A Prayer From My Time in Swaziland

God you are so awesome! I am so sorry for not recognizing that more and acting accordingly! You have done so much for me! Thank you for always being there for me! For being faithful when I am faithless! Thank you for your word so we can learn who you are and how we should live! Consume me with a desire for you! A hunger for your word! There is SO much to learn and I WANT to learn it! I want to grow in my knowledge of you! I want to become more like you!
God I want your fullness, your presence! I selfishly want you to do something crazy awesome through me or in me! 
Thank you for these people God! Thank you for their willingness and desire to pray over me and each other. It is amazing and such a powerful experience! Thank you for it! Thank you for breaking me out of my shell, for giving me new boldness and taking away my fears! Thank you for who you are!
Reveal all that you have for me! Speak through me, use me! I want to play my small part in your incredible drama! I want to be free of all guilt and shame and pain. I want to let it all go and let nothing hold me back from the plans you have for me. I want to be completely open to you! Free from all bondage and embracing all truth! Continue to break me down so you can build me up into the woman you desire me to be! I know that you are in control and you will work every single circumstance in my life for something greater-even if I cannot see it now or never really see it in this life. I want to be a light in the darkness. I want the fullness of the power you have for me, the fullness of your presence. Let NOTHING stand in my way! 
Fill me. Give me revelations. Awaken gifts in me! I want to see you work in crazy ways! I want a crazy fire, an inexpressible joy, a freedom in you! And I want to take all of this with me as I return home and return to school. Let me not forget all the things that are of you!

__YOUR ASSIGNMENT__
Rewrite the Swaziland prayer between "Reveal all that" and "stand in my way!", inclusive, putting "story" wherever "drama" appears.

__MATERIAL PROVIDED__
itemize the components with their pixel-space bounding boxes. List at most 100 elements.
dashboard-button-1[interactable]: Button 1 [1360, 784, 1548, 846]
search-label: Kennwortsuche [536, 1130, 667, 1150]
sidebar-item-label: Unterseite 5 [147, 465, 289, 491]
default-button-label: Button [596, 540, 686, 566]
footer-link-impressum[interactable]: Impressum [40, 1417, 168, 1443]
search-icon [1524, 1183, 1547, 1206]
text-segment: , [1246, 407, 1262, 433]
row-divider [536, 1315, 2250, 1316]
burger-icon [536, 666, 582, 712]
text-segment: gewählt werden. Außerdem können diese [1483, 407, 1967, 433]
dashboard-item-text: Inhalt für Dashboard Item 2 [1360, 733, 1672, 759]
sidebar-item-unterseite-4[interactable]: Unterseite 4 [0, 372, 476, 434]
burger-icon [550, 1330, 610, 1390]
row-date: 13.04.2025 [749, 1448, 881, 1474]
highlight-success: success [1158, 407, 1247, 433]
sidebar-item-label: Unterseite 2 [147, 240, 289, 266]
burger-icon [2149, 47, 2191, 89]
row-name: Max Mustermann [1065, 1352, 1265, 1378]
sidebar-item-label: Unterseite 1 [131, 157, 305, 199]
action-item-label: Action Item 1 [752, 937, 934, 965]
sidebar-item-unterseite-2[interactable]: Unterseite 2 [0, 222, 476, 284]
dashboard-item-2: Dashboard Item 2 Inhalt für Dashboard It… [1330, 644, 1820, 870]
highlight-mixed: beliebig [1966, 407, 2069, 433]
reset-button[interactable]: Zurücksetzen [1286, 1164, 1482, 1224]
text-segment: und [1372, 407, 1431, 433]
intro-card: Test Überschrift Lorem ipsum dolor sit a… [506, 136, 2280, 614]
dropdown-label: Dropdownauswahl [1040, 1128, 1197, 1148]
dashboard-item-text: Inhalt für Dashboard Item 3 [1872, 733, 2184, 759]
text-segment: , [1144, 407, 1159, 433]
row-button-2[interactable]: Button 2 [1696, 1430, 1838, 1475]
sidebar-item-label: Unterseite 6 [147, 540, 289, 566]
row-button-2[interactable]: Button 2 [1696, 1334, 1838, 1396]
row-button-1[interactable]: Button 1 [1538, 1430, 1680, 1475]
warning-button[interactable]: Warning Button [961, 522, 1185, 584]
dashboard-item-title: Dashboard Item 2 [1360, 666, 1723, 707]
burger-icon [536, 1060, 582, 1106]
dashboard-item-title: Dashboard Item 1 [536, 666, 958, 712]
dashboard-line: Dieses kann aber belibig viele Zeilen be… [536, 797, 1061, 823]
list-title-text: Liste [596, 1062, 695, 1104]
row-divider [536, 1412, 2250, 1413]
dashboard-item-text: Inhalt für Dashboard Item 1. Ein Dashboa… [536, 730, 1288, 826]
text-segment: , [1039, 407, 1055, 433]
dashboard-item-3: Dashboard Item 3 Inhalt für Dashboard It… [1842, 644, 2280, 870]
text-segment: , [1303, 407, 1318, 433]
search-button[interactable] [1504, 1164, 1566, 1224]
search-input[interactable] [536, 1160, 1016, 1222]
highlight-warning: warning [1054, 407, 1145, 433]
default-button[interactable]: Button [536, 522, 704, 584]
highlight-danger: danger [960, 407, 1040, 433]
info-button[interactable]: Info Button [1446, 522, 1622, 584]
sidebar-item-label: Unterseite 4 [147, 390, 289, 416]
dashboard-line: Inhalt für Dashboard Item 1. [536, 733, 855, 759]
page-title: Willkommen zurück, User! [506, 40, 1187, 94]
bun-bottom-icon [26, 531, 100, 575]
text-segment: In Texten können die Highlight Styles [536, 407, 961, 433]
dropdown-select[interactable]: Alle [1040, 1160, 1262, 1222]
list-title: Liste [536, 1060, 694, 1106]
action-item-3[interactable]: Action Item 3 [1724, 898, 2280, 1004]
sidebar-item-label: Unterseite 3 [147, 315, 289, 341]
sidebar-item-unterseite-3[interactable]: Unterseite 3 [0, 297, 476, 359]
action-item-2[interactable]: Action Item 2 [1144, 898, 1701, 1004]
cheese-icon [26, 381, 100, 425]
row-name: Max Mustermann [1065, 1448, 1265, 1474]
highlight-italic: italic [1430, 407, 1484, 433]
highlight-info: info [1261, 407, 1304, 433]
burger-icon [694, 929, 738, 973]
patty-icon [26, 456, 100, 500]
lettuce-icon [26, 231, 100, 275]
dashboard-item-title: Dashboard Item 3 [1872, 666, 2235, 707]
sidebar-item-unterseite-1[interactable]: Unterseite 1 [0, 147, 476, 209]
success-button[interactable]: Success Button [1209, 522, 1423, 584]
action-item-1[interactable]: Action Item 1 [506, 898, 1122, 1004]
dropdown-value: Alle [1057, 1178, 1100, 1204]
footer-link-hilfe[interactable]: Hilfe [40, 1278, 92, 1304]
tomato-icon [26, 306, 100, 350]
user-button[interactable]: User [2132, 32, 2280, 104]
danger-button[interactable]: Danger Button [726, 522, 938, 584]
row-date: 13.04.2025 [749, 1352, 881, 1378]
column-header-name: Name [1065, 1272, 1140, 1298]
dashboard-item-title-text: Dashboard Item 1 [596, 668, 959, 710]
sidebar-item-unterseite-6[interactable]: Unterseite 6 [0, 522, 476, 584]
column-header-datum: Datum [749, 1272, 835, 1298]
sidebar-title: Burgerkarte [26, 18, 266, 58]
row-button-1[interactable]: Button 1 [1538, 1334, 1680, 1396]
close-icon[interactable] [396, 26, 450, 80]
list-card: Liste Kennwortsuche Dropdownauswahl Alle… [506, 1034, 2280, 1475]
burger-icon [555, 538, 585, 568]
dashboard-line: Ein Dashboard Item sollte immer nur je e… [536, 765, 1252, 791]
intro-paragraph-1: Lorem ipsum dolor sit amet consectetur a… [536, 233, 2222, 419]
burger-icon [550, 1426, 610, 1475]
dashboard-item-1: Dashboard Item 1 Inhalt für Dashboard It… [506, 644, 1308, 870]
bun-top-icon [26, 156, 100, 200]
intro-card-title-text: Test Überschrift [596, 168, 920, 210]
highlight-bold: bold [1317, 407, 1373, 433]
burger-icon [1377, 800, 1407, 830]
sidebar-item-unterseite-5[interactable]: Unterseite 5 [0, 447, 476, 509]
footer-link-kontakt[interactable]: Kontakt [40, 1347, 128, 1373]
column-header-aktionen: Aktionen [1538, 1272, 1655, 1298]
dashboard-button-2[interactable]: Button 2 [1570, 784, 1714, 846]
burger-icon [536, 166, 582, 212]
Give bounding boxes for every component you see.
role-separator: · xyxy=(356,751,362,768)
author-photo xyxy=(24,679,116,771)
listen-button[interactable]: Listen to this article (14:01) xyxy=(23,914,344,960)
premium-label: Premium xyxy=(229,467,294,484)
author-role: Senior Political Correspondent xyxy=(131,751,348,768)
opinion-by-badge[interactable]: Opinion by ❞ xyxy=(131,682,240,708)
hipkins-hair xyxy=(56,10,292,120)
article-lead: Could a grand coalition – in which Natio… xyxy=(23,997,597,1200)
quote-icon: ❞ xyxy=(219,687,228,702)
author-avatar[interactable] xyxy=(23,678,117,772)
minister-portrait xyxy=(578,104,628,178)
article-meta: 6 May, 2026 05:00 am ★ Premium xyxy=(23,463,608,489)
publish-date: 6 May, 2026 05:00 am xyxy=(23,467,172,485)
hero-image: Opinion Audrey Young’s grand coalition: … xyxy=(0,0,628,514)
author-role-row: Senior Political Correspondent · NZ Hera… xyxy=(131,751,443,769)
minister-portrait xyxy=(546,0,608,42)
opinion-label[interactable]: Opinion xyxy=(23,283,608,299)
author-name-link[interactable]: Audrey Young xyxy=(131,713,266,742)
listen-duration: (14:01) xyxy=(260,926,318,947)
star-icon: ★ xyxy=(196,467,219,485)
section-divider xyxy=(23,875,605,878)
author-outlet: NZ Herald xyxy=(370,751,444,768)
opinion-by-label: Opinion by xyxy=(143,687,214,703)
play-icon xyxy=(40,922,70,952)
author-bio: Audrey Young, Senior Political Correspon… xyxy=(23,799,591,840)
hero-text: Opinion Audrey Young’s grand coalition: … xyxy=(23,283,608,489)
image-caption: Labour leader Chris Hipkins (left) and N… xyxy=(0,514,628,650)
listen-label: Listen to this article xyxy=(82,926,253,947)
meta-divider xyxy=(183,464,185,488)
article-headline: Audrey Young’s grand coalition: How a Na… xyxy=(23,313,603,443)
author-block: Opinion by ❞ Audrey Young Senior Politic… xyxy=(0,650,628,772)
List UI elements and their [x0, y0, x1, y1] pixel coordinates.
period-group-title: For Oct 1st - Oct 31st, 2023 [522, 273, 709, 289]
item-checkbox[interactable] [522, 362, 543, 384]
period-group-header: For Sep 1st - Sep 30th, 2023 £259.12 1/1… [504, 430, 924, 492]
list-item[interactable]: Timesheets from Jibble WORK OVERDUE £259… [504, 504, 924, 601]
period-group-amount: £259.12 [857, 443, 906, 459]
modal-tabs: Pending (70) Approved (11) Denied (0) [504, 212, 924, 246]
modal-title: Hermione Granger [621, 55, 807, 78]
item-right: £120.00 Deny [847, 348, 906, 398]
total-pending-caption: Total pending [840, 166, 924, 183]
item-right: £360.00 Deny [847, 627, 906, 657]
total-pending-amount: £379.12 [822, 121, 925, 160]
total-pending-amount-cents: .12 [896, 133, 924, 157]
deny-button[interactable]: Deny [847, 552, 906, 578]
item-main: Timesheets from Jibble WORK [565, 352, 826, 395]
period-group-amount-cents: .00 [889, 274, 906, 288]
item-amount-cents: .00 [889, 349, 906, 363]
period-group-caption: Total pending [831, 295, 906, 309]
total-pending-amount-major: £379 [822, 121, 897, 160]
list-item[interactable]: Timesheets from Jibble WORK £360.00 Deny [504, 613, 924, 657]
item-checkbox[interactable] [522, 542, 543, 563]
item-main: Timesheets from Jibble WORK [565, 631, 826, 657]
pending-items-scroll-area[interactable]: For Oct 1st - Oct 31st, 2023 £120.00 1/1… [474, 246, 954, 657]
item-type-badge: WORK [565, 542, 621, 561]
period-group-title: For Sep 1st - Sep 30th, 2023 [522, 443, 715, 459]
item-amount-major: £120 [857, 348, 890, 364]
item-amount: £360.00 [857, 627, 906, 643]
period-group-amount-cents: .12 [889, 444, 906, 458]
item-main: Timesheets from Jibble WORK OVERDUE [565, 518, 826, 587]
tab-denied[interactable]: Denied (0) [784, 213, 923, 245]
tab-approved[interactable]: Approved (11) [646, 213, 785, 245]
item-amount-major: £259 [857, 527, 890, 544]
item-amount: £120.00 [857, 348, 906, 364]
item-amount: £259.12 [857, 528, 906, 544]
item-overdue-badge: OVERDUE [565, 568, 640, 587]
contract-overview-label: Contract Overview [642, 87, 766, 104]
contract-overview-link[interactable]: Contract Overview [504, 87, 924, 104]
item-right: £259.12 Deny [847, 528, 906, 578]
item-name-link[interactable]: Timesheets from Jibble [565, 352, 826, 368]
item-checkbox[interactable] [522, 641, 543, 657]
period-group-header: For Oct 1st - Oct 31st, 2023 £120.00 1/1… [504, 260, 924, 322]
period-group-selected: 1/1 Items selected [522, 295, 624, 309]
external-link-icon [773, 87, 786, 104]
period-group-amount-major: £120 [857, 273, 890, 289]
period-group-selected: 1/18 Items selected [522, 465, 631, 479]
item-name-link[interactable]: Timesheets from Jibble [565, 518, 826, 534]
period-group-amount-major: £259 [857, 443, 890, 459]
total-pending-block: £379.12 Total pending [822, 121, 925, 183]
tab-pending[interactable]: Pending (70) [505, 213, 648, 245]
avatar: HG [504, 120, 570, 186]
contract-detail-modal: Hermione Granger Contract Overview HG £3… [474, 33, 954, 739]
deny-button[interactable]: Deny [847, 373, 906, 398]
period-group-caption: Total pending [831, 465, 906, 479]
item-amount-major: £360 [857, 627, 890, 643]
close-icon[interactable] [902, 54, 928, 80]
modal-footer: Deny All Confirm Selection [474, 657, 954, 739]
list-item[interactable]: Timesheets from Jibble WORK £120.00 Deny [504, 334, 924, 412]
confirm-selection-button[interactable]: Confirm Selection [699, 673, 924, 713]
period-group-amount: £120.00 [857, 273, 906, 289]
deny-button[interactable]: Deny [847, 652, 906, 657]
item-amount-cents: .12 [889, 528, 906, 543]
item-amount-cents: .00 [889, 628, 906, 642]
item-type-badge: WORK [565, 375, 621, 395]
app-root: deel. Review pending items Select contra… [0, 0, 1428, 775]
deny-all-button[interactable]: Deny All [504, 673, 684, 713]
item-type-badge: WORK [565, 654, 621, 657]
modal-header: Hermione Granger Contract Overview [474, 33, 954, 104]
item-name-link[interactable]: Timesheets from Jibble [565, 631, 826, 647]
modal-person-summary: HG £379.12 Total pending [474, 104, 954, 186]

__ANSWER TO THIS PROBLEM__
Reveal all that you have for me! Speak through me, use me! I want to play my small part in your incredible story! I want to be free of all guilt and shame and pain. I want to let it all go and let nothing hold me back from the plans you have for me. I want to be completely open to you! Free from all bondage and embracing all truth! Continue to break me down so you can build me up into the woman you desire me to be! I know that you are in control and you will work every single circumstance in my life for something greater-even if I cannot see it now or never really see it in this life. I want to be a light in the darkness. I want the fullness of the power you have for me, the fullness of your presence. Let NOTHING stand in my way!